(Saved entries)
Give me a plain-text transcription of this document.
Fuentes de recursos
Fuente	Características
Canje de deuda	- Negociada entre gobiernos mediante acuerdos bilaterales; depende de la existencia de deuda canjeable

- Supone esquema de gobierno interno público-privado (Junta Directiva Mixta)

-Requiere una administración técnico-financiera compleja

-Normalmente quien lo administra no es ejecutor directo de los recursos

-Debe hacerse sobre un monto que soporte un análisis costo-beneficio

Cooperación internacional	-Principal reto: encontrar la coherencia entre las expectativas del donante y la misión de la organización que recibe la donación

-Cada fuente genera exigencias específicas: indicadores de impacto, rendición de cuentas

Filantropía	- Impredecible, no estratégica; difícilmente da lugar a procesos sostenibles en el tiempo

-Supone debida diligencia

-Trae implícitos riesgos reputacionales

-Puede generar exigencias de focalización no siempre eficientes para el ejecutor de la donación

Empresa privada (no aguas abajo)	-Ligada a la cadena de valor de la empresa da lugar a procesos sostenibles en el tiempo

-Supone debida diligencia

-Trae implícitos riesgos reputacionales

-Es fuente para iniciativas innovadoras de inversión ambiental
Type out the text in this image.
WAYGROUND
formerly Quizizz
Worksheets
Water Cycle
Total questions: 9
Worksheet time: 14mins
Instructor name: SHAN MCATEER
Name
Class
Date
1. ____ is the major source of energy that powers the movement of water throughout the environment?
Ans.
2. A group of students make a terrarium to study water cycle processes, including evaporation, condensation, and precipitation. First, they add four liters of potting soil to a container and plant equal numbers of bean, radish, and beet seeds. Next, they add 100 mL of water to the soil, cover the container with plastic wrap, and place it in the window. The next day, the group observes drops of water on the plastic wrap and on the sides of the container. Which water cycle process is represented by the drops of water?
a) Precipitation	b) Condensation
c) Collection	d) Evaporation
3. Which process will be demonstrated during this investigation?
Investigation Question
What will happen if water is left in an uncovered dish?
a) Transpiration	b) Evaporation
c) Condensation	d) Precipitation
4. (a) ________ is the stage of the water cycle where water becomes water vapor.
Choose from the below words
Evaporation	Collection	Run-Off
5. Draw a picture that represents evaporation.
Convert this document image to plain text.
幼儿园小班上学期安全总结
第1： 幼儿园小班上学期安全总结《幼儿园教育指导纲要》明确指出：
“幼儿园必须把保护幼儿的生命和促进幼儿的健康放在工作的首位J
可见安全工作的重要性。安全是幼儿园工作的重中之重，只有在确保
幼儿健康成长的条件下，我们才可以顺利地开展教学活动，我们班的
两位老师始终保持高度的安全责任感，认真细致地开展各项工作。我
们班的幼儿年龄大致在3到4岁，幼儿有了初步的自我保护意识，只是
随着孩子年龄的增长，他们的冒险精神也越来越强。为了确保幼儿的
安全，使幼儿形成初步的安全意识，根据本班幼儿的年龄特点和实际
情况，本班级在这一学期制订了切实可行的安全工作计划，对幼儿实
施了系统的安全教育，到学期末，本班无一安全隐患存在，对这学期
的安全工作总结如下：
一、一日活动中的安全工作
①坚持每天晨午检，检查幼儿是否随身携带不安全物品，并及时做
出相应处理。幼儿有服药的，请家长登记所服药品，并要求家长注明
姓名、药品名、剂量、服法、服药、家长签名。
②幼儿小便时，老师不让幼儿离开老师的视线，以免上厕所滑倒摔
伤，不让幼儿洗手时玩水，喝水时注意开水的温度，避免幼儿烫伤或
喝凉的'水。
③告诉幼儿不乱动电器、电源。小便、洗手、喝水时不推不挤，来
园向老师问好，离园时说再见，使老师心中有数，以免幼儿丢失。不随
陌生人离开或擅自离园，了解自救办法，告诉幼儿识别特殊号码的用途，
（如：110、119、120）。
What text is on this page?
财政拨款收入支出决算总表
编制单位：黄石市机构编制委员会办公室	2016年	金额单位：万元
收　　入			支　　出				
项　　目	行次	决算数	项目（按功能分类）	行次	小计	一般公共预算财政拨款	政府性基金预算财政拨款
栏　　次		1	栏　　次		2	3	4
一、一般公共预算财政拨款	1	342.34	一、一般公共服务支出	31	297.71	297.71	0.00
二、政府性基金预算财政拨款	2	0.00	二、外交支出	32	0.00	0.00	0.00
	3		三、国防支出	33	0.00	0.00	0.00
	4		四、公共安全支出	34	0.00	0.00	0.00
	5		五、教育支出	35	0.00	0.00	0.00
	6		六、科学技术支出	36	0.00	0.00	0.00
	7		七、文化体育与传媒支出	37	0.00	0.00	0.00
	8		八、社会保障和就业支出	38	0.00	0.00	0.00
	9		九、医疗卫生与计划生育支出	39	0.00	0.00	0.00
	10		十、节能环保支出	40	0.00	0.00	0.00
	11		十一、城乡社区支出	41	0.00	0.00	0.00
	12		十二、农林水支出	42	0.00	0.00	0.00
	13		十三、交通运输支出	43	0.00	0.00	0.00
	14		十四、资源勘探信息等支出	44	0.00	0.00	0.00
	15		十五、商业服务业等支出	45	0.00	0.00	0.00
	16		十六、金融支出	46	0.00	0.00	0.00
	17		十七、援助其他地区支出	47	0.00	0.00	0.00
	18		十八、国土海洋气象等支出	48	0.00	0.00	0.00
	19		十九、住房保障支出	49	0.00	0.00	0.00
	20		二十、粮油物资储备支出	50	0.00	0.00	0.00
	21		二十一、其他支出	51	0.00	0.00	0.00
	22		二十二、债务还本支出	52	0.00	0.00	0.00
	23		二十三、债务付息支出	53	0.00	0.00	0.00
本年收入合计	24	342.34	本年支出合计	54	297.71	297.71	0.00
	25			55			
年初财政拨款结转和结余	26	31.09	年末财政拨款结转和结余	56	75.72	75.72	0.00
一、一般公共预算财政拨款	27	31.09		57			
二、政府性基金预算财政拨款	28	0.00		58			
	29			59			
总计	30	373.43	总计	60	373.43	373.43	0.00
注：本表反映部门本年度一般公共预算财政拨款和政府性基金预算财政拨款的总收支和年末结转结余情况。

> WHAT THE EXERCISE ASKS:
Reproduce the full listing exactly.

> OUTPUT:
Give me a plain-text transcription of this document.
Fuentes de recursos
Fuente	Características
Canje de deuda	- Negociada entre gobiernos mediante acuerdos bilaterales; depende de la existencia de deuda canjeable

- Supone esquema de gobierno interno público-privado (Junta Directiva Mixta)

-Requiere una administración técnico-financiera compleja

-Normalmente quien lo administra no es ejecutor directo de los recursos

-Debe hacerse sobre un monto que soporte un análisis costo-beneficio

Cooperación internacional	-Principal reto: encontrar la coherencia entre las expectativas del donante y la misión de la organización que recibe la donación

-Cada fuente genera exigencias específicas: indicadores de impacto, rendición de cuentas

Filantropía	- Impredecible, no estratégica; difícilmente da lugar a procesos sostenibles en el tiempo

-Supone debida diligencia

-Trae implícitos riesgos reputacionales

-Puede generar exigencias de focalización no siempre eficientes para el ejecutor de la donación

Empresa privada (no aguas abajo)	-Ligada a la cadena de valor de la empresa da lugar a procesos sostenibles en el tiempo

-Supone debida diligencia

-Trae implícitos riesgos reputacionales

-Es fuente para iniciativas innovadoras de inversión ambiental
Type out the text in this image.
WAYGROUND
formerly Quizizz
Worksheets
Water Cycle
Total questions: 9
Worksheet time: 14mins
Instructor name: SHAN MCATEER
Name
Class
Date
1. ____ is the major source of energy that powers the movement of water throughout the environment?
Ans.
2. A group of students make a terrarium to study water cycle processes, including evaporation, condensation, and precipitation. First, they add four liters of potting soil to a container and plant equal numbers of bean, radish, and beet seeds. Next, they add 100 mL of water to the soil, cover the container with plastic wrap, and place it in the window. The next day, the group observes drops of water on the plastic wrap and on the sides of the container. Which water cycle process is represented by the drops of water?
a) Precipitation	b) Condensation
c) Collection	d) Evaporation
3. Which process will be demonstrated during this investigation?
Investigation Question
What will happen if water is left in an uncovered dish?
a) Transpiration	b) Evaporation
c) Condensation	d) Precipitation
4. (a) ________ is the stage of the water cycle where water becomes water vapor.
Choose from the below words
Evaporation	Collection	Run-Off
5. Draw a picture that represents evaporation.
Convert this document image to plain text.
幼儿园小班上学期安全总结
第1： 幼儿园小班上学期安全总结《幼儿园教育指导纲要》明确指出：
“幼儿园必须把保护幼儿的生命和促进幼儿的健康放在工作的首位J
可见安全工作的重要性。安全是幼儿园工作的重中之重，只有在确保
幼儿健康成长的条件下，我们才可以顺利地开展教学活动，我们班的
两位老师始终保持高度的安全责任感，认真细致地开展各项工作。我
们班的幼儿年龄大致在3到4岁，幼儿有了初步的自我保护意识，只是
随着孩子年龄的增长，他们的冒险精神也越来越强。为了确保幼儿的
安全，使幼儿形成初步的安全意识，根据本班幼儿的年龄特点和实际
情况，本班级在这一学期制订了切实可行的安全工作计划，对幼儿实
施了系统的安全教育，到学期末，本班无一安全隐患存在，对这学期
的安全工作总结如下：
一、一日活动中的安全工作
①坚持每天晨午检，检查幼儿是否随身携带不安全物品，并及时做
出相应处理。幼儿有服药的，请家长登记所服药品，并要求家长注明
姓名、药品名、剂量、服法、服药、家长签名。
②幼儿小便时，老师不让幼儿离开老师的视线，以免上厕所滑倒摔
伤，不让幼儿洗手时玩水，喝水时注意开水的温度，避免幼儿烫伤或
喝凉的'水。
③告诉幼儿不乱动电器、电源。小便、洗手、喝水时不推不挤，来
园向老师问好，离园时说再见，使老师心中有数，以免幼儿丢失。不随
陌生人离开或擅自离园，了解自救办法，告诉幼儿识别特殊号码的用途，
（如：110、119、120）。
What text is on this page?
财政拨款收入支出决算总表
编制单位：黄石市机构编制委员会办公室	2016年	金额单位：万元
收　　入			支　　出				
项　　目	行次	决算数	项目（按功能分类）	行次	小计	一般公共预算财政拨款	政府性基金预算财政拨款
栏　　次		1	栏　　次		2	3	4
一、一般公共预算财政拨款	1	342.34	一、一般公共服务支出	31	297.71	297.71	0.00
二、政府性基金预算财政拨款	2	0.00	二、外交支出	32	0.00	0.00	0.00
	3		三、国防支出	33	0.00	0.00	0.00
	4		四、公共安全支出	34	0.00	0.00	0.00
	5		五、教育支出	35	0.00	0.00	0.00
	6		六、科学技术支出	36	0.00	0.00	0.00
	7		七、文化体育与传媒支出	37	0.00	0.00	0.00
	8		八、社会保障和就业支出	38	0.00	0.00	0.00
	9		九、医疗卫生与计划生育支出	39	0.00	0.00	0.00
	10		十、节能环保支出	40	0.00	0.00	0.00
	11		十一、城乡社区支出	41	0.00	0.00	0.00
	12		十二、农林水支出	42	0.00	0.00	0.00
	13		十三、交通运输支出	43	0.00	0.00	0.00
	14		十四、资源勘探信息等支出	44	0.00	0.00	0.00
	15		十五、商业服务业等支出	45	0.00	0.00	0.00
	16		十六、金融支出	46	0.00	0.00	0.00
	17		十七、援助其他地区支出	47	0.00	0.00	0.00
	18		十八、国土海洋气象等支出	48	0.00	0.00	0.00
	19		十九、住房保障支出	49	0.00	0.00	0.00
	20		二十、粮油物资储备支出	50	0.00	0.00	0.00
	21		二十一、其他支出	51	0.00	0.00	0.00
	22		二十二、债务还本支出	52	0.00	0.00	0.00
	23		二十三、债务付息支出	53	0.00	0.00	0.00
本年收入合计	24	342.34	本年支出合计	54	297.71	297.71	0.00
	25			55			
年初财政拨款结转和结余	26	31.09	年末财政拨款结转和结余	56	75.72	75.72	0.00
一、一般公共预算财政拨款	27	31.09		57			
二、政府性基金预算财政拨款	28	0.00		58			
	29			59			
总计	30	373.43	总计	60	373.43	373.43	0.00
注：本表反映部门本年度一般公共预算财政拨款和政府性基金预算财政拨款的总收支和年末结转结余情况。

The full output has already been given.